_Exercise requirements:_ Scan the data below. Pull out each line where "Kampar" occurs.

◇ ◇ ◇ ◇ ◇

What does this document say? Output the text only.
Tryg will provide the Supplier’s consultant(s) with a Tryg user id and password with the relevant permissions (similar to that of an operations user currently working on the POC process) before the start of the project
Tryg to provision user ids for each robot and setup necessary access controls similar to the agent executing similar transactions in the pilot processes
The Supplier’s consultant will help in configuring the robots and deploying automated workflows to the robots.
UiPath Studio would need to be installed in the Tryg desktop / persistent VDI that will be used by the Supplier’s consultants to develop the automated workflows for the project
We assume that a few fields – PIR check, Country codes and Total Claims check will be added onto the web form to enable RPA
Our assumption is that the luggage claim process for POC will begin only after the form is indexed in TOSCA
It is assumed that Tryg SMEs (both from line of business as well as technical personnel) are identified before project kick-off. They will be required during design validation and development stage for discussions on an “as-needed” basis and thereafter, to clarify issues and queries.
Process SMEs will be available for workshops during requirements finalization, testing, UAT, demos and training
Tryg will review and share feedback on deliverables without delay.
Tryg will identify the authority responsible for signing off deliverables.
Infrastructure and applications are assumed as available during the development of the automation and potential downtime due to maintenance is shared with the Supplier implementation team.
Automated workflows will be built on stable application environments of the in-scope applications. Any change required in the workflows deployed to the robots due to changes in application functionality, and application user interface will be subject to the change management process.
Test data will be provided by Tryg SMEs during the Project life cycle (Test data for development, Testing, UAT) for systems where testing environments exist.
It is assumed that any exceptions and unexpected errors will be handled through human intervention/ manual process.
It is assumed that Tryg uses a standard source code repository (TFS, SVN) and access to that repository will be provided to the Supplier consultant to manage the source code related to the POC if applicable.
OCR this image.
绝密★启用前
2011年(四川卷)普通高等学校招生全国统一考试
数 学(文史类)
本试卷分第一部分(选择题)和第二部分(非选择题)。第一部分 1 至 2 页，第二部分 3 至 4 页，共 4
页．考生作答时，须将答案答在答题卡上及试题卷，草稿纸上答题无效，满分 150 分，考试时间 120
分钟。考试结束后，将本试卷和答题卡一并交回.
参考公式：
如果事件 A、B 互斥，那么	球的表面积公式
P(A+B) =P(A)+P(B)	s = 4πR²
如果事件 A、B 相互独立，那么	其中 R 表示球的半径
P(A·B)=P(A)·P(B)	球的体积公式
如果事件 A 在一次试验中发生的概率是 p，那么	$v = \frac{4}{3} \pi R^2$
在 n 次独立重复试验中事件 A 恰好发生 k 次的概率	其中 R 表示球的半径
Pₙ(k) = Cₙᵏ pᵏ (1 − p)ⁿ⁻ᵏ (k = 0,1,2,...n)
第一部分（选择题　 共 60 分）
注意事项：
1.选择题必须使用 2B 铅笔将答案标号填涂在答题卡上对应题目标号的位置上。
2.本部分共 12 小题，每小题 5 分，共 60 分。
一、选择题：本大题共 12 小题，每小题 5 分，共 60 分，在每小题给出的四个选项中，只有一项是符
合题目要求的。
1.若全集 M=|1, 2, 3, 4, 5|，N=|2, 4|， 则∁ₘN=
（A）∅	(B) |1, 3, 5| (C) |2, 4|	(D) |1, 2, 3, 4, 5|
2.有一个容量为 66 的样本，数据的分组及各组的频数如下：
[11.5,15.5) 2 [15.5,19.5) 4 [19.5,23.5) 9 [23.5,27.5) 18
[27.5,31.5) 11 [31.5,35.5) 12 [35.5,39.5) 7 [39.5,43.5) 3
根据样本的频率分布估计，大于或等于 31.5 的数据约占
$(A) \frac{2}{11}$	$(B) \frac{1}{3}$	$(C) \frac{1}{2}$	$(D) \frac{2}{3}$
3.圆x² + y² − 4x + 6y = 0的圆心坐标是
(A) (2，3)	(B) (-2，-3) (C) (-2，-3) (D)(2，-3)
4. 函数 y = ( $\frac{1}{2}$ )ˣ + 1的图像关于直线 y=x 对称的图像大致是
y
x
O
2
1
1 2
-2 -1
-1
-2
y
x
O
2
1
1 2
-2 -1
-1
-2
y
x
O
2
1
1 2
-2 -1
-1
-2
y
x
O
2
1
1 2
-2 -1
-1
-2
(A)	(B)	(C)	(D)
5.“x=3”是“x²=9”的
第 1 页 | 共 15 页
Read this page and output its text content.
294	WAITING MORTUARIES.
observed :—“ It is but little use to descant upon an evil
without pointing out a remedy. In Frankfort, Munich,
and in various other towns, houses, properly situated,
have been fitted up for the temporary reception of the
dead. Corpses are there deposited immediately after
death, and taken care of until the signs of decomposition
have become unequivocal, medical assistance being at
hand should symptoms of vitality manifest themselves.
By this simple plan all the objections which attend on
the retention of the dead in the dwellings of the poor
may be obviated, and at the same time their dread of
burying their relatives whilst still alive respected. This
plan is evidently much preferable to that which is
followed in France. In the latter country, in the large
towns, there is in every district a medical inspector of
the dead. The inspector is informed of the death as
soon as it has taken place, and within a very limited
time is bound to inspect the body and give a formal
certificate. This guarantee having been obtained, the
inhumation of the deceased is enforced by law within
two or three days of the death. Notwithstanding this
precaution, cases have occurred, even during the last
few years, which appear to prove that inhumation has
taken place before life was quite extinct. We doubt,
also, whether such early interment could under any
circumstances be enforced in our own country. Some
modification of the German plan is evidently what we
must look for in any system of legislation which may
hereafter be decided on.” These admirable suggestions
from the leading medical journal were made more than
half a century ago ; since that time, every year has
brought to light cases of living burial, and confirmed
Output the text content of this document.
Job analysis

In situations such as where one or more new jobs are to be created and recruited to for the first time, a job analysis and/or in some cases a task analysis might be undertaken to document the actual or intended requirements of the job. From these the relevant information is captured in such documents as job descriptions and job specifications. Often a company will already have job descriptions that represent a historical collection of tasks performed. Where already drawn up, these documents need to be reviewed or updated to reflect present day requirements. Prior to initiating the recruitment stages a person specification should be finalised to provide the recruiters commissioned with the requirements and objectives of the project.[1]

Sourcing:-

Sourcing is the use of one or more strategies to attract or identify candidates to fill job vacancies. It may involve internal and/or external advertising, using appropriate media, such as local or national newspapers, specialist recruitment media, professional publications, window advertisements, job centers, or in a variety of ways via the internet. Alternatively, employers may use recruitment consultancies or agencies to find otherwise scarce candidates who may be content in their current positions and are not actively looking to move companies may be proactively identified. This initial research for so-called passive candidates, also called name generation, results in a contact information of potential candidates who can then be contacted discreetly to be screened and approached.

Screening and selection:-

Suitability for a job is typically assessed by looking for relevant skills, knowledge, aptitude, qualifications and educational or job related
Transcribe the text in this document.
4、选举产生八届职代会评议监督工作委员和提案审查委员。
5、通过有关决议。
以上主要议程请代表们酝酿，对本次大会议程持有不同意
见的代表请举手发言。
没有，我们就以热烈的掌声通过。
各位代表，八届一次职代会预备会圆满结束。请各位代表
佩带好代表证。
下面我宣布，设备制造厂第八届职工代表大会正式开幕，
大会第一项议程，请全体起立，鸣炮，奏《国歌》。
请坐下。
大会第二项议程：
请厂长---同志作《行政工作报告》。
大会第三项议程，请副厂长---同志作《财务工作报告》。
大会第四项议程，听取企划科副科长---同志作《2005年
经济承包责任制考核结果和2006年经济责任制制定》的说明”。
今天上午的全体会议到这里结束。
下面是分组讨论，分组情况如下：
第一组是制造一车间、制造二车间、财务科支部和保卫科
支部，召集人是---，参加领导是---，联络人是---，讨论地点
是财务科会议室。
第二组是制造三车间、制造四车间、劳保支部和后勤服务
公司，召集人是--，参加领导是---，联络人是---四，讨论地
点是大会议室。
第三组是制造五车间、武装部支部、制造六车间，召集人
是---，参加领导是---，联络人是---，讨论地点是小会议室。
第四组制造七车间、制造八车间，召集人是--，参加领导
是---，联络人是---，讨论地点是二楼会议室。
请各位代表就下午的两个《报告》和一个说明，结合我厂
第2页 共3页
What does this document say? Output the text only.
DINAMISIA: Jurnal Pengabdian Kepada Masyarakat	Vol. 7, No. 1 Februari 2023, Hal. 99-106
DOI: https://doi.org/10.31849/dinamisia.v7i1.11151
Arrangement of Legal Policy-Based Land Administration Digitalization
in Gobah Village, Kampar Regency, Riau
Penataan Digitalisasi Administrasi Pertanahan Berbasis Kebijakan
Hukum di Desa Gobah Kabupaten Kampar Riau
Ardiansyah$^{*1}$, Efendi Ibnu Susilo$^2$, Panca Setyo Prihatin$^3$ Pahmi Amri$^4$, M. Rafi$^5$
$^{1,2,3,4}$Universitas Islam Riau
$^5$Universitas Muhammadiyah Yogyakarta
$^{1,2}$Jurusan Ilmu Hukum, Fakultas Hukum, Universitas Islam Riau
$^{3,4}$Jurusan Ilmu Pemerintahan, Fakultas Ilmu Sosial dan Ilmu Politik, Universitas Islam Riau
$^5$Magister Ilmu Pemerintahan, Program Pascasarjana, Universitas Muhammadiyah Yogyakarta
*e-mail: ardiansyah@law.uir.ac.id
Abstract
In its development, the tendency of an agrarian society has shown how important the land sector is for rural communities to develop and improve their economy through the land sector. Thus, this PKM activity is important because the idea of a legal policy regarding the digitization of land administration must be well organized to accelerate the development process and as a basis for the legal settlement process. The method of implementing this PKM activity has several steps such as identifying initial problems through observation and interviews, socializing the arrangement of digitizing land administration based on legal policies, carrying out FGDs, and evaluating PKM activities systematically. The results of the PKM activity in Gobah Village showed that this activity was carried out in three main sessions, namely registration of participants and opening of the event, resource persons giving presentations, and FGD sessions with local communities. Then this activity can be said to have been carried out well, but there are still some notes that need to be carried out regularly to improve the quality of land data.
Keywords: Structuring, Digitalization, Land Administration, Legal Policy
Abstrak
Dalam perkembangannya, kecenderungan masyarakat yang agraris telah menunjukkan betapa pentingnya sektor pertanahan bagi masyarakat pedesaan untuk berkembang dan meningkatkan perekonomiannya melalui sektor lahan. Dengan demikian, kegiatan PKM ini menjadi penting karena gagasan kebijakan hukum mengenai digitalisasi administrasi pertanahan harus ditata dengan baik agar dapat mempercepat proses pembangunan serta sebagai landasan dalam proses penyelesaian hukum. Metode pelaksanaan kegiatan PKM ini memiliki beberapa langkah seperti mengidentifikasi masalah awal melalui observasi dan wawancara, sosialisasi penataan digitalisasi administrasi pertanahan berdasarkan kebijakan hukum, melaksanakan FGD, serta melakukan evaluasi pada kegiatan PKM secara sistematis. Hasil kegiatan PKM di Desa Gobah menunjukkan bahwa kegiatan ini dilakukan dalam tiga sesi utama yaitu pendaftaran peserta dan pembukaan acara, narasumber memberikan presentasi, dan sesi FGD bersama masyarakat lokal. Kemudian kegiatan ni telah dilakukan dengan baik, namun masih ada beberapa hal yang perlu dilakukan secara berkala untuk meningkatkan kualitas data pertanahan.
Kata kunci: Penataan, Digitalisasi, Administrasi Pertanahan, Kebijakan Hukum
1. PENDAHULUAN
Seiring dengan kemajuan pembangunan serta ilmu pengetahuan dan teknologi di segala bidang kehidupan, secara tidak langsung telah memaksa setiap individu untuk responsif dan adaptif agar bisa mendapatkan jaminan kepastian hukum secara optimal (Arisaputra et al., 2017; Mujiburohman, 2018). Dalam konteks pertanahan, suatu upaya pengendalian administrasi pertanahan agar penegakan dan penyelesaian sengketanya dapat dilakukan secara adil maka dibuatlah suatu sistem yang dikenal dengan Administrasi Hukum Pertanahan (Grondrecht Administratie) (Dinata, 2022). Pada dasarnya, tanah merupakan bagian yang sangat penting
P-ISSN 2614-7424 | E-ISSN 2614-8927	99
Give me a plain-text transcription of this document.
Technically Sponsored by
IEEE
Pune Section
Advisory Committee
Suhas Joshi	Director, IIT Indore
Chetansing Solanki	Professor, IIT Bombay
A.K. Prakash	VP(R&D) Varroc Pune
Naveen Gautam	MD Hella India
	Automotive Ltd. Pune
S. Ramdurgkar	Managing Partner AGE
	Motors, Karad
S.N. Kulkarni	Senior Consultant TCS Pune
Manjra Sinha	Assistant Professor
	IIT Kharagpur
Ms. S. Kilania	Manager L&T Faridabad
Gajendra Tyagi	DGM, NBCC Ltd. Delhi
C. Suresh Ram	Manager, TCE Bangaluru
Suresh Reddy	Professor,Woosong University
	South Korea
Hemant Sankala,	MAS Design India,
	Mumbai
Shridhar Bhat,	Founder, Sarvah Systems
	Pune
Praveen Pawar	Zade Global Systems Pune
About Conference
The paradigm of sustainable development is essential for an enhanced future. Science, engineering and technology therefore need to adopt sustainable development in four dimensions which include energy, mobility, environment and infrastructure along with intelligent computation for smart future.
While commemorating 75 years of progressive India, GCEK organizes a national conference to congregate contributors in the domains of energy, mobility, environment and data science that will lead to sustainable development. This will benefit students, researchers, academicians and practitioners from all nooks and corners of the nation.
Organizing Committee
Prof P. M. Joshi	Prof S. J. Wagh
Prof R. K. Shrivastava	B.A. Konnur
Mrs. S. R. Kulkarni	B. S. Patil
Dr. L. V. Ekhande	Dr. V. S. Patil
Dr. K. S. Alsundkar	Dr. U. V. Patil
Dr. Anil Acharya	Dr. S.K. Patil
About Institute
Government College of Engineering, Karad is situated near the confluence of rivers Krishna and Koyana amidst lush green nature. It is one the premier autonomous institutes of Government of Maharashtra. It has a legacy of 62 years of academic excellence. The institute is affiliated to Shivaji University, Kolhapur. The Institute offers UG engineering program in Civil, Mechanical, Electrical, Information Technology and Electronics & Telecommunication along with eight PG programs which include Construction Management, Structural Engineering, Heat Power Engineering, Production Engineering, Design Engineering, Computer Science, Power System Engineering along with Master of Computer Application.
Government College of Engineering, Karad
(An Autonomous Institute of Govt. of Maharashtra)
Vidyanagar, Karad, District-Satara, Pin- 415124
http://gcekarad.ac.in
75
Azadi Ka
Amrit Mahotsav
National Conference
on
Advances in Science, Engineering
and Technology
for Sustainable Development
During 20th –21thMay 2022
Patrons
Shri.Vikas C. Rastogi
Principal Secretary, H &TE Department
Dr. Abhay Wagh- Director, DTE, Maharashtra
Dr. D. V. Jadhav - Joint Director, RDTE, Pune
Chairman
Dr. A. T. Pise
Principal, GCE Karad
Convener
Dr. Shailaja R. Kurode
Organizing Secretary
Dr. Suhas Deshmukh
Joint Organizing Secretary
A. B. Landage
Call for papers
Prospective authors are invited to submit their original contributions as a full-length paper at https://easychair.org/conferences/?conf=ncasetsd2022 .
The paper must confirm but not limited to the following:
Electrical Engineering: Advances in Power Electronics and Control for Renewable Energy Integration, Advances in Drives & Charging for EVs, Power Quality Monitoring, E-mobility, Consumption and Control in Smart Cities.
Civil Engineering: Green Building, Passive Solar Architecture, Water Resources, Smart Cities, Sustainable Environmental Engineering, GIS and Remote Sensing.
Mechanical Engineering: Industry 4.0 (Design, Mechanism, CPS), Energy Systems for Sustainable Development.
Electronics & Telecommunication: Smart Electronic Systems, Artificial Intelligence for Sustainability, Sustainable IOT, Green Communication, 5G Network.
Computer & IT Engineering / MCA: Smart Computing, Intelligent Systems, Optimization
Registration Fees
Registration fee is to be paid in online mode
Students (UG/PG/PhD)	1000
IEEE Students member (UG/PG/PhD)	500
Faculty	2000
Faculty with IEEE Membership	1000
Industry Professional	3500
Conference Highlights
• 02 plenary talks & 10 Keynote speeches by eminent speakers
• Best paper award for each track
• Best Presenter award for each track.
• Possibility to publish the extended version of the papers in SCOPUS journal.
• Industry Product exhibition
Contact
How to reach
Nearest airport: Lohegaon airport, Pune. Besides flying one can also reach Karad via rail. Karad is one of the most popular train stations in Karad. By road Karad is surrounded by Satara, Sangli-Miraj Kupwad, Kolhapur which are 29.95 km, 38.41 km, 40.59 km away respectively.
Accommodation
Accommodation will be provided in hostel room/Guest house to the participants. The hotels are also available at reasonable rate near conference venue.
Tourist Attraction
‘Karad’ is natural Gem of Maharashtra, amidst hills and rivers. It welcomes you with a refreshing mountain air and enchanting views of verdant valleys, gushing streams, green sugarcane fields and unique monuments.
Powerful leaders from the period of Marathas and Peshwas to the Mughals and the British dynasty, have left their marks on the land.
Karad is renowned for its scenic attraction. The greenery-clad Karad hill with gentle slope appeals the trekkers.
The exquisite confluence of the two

◇ ◇ ◇ ◇ ◇

_Right answer:_
in Gobah Village, Kampar Regency, Riau
Hukum di Desa Gobah Kabupaten Kampar Riau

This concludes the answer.